▼

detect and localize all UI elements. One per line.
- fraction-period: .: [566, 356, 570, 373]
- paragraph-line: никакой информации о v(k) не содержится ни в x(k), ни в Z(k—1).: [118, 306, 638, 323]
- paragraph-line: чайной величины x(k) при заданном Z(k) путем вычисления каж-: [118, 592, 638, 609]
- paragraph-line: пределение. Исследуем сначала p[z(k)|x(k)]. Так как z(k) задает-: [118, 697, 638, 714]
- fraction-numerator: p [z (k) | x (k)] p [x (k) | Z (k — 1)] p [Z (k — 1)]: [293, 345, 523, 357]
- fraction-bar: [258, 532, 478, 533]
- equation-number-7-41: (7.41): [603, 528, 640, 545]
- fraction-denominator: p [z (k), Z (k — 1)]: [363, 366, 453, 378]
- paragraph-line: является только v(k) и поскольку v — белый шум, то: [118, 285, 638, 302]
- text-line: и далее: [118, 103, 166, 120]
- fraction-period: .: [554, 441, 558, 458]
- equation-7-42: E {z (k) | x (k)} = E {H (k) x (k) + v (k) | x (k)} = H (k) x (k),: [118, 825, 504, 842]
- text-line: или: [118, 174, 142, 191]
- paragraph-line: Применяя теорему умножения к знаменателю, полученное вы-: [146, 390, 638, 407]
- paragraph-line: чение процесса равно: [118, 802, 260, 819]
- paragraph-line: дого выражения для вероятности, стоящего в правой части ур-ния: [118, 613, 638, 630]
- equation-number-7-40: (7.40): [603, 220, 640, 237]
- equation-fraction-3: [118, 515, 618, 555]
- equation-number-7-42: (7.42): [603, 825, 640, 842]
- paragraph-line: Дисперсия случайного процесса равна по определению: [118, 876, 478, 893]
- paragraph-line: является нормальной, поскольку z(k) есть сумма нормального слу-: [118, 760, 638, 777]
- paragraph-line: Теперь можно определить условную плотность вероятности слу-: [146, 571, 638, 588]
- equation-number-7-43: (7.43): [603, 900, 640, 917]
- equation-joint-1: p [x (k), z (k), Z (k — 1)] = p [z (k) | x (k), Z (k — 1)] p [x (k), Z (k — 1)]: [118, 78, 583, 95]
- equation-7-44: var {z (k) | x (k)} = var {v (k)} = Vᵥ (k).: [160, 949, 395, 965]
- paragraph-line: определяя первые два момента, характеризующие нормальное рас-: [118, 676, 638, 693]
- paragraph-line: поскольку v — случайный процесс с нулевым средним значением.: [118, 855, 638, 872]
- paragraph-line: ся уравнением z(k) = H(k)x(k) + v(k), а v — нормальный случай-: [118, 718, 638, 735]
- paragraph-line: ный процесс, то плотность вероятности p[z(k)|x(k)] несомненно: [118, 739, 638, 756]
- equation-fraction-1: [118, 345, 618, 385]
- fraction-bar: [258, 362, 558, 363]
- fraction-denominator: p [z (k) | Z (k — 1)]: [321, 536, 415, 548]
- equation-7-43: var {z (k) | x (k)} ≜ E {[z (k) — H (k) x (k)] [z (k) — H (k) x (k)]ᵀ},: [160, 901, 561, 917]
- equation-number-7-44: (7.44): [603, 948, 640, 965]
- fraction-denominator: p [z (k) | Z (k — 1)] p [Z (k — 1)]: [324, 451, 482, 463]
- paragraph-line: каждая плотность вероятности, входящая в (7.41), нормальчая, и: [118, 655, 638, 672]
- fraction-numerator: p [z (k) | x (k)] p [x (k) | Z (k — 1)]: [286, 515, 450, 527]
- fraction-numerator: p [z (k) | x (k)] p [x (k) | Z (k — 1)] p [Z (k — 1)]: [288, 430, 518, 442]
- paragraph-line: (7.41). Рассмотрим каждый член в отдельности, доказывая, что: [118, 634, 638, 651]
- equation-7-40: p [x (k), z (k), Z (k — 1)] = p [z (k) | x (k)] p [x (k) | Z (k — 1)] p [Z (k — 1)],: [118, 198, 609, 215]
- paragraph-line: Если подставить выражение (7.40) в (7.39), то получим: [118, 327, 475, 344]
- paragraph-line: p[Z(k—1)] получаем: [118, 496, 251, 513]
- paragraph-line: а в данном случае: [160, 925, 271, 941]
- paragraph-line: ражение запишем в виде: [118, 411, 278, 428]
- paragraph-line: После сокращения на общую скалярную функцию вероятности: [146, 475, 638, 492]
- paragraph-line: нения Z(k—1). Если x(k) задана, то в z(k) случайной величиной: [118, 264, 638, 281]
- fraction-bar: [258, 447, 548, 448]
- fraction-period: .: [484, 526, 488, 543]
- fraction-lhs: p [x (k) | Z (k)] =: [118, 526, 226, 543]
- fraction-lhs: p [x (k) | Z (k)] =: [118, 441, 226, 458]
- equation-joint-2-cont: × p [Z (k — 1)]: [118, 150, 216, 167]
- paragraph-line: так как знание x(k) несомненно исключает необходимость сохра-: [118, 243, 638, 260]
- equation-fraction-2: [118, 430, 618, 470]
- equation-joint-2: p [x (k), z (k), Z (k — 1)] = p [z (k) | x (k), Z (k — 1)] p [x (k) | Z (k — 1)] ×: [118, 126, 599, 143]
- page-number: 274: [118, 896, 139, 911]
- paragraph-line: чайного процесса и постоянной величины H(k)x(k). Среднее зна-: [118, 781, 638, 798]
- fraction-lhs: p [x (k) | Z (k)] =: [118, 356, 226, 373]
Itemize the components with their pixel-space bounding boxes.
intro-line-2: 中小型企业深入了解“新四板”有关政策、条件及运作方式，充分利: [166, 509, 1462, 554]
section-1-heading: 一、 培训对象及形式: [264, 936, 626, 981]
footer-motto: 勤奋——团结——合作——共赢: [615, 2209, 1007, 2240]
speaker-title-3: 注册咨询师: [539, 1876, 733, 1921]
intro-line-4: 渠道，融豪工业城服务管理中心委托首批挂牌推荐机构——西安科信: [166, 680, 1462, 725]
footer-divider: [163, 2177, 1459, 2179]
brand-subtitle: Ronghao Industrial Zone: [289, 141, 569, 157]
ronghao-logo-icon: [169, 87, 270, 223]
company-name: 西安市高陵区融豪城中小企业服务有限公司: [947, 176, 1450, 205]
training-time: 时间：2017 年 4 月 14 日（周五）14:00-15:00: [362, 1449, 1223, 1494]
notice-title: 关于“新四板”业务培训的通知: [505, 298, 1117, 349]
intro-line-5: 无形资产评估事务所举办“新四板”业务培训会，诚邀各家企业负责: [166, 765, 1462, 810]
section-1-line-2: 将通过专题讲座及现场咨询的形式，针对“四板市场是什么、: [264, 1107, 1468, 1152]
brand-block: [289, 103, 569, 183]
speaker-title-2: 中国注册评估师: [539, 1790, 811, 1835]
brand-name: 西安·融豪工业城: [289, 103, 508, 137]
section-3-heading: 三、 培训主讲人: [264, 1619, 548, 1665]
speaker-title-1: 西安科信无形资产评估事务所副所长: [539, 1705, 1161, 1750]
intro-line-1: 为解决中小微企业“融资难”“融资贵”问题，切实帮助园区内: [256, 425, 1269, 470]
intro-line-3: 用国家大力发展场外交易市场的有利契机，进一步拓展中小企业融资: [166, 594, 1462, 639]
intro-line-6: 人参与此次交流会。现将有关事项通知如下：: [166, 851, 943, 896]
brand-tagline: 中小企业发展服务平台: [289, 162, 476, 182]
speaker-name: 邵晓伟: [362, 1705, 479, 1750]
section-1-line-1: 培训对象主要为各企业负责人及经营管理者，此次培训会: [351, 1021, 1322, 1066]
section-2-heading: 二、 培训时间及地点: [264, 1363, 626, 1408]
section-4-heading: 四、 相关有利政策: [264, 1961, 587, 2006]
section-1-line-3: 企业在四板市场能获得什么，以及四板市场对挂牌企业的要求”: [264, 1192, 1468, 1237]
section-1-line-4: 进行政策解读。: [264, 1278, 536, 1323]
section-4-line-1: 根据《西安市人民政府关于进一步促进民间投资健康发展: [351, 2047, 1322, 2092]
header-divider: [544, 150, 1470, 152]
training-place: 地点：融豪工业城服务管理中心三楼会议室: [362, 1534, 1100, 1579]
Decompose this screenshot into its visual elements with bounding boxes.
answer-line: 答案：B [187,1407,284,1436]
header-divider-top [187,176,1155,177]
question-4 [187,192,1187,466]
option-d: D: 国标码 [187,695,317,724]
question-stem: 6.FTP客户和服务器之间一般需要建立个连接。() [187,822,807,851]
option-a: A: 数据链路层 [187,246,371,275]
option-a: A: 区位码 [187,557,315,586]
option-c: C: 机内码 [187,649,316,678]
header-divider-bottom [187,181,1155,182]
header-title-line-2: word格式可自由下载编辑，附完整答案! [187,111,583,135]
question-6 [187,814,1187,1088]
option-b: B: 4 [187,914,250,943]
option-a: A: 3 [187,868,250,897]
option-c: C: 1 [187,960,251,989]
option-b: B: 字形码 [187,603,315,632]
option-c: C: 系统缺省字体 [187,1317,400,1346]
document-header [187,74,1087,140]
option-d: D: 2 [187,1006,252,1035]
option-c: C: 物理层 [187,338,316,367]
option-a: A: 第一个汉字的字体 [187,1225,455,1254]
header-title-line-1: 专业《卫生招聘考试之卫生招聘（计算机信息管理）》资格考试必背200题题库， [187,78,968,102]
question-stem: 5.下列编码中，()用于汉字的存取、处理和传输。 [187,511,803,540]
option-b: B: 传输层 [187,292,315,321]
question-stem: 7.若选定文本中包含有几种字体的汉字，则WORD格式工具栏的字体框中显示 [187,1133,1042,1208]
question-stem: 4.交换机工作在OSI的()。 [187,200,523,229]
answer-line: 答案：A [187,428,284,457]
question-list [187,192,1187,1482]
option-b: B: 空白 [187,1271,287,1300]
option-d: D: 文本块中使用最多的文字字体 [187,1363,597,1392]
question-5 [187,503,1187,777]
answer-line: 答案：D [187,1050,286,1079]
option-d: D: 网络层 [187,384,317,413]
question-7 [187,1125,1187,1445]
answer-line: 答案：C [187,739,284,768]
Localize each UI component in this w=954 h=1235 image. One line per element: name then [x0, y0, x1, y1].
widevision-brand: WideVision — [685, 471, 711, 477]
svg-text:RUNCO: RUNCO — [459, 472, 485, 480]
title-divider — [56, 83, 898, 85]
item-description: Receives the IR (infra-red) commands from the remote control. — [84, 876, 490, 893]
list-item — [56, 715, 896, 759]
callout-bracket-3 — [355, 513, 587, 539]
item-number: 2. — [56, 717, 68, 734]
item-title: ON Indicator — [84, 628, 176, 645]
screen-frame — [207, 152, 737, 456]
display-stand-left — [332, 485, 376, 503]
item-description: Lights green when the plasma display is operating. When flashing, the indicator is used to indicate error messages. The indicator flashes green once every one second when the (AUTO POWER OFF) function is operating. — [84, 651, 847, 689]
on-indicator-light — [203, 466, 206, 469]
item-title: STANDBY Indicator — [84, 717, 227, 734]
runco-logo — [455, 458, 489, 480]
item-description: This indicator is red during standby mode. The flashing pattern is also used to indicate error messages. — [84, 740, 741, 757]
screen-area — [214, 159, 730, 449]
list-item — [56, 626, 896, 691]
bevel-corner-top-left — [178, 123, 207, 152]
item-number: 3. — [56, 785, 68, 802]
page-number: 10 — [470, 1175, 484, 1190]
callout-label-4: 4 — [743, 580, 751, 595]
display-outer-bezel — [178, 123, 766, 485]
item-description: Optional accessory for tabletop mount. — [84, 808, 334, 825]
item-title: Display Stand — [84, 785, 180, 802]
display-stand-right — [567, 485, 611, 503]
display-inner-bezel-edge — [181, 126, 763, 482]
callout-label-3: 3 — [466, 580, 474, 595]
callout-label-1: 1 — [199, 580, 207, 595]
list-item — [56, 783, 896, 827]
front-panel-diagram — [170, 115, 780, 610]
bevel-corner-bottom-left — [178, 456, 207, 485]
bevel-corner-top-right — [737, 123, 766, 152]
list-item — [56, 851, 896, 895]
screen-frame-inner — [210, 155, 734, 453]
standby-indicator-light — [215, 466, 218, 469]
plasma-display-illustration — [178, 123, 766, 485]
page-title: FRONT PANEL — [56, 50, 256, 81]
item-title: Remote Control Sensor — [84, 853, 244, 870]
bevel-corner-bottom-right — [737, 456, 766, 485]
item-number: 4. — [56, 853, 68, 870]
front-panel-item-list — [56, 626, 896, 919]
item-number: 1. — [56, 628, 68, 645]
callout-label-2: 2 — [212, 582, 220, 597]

▲

AIM OF THE EXERCISE: Quote everything from the start of the data down to the line containing "- equation-7-44: var", including both the first line and that line.

RESPONSE TO THIS TASK:
detect and localize all UI elements. One per line.
- fraction-period: .: [566, 356, 570, 373]
- paragraph-line: никакой информации о v(k) не содержится ни в x(k), ни в Z(k—1).: [118, 306, 638, 323]
- paragraph-line: чайной величины x(k) при заданном Z(k) путем вычисления каж-: [118, 592, 638, 609]
- paragraph-line: пределение. Исследуем сначала p[z(k)|x(k)]. Так как z(k) задает-: [118, 697, 638, 714]
- fraction-numerator: p [z (k) | x (k)] p [x (k) | Z (k — 1)] p [Z (k — 1)]: [293, 345, 523, 357]
- fraction-bar: [258, 532, 478, 533]
- equation-number-7-41: (7.41): [603, 528, 640, 545]
- fraction-denominator: p [z (k), Z (k — 1)]: [363, 366, 453, 378]
- paragraph-line: является только v(k) и поскольку v — белый шум, то: [118, 285, 638, 302]
- text-line: и далее: [118, 103, 166, 120]
- fraction-period: .: [554, 441, 558, 458]
- equation-7-42: E {z (k) | x (k)} = E {H (k) x (k) + v (k) | x (k)} = H (k) x (k),: [118, 825, 504, 842]
- text-line: или: [118, 174, 142, 191]
- paragraph-line: Применяя теорему умножения к знаменателю, полученное вы-: [146, 390, 638, 407]
- paragraph-line: чение процесса равно: [118, 802, 260, 819]
- paragraph-line: дого выражения для вероятности, стоящего в правой части ур-ния: [118, 613, 638, 630]
- equation-number-7-40: (7.40): [603, 220, 640, 237]
- equation-fraction-3: [118, 515, 618, 555]
- equation-number-7-42: (7.42): [603, 825, 640, 842]
- paragraph-line: Дисперсия случайного процесса равна по определению: [118, 876, 478, 893]
- paragraph-line: является нормальной, поскольку z(k) есть сумма нормального слу-: [118, 760, 638, 777]
- paragraph-line: Теперь можно определить условную плотность вероятности слу-: [146, 571, 638, 588]
- equation-number-7-43: (7.43): [603, 900, 640, 917]
- equation-joint-1: p [x (k), z (k), Z (k — 1)] = p [z (k) | x (k), Z (k — 1)] p [x (k), Z (k — 1)]: [118, 78, 583, 95]
- equation-7-44: var {z (k) | x (k)} = var {v (k)} = Vᵥ (k).: [160, 949, 395, 965]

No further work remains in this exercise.